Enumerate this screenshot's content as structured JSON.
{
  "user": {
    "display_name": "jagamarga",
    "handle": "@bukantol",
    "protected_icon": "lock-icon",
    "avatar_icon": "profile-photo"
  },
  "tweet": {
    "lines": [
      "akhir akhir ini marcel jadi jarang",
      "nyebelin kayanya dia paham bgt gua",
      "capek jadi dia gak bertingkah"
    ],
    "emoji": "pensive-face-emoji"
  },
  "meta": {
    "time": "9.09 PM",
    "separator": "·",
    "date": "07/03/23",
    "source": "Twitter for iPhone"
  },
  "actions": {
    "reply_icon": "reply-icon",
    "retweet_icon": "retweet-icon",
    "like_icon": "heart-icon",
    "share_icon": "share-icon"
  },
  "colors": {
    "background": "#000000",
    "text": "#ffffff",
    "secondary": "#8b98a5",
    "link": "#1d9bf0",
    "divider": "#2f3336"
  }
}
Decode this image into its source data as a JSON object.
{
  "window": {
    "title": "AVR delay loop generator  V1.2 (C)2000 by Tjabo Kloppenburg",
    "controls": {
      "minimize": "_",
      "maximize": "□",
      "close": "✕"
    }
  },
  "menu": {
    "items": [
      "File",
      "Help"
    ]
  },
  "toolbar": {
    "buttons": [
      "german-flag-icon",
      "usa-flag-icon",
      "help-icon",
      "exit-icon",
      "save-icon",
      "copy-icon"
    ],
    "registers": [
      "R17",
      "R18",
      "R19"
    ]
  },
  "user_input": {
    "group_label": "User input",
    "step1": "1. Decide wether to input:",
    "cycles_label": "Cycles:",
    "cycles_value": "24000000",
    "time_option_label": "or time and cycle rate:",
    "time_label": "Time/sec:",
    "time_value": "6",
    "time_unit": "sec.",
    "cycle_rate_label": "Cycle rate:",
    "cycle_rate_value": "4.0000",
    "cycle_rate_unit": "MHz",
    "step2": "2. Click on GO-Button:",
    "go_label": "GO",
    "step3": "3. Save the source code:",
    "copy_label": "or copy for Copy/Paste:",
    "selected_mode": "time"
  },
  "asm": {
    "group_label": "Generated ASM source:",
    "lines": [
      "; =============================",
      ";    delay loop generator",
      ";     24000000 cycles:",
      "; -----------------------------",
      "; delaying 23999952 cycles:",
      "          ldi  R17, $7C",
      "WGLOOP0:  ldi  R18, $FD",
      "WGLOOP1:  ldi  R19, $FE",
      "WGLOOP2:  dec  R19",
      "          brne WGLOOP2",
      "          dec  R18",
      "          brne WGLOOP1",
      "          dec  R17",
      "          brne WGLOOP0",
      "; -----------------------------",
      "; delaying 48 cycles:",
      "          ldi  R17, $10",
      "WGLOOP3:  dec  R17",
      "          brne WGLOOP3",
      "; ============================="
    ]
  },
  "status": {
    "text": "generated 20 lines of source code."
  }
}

◇ ◇ ◇ ◇ ◇

*Given exercise*
In the lines above, locate the string "JSON". Copy every line where it occurs.

*Result*
Enumerate this screenshot's content as structured JSON.
Decode this image into its source data as a JSON object.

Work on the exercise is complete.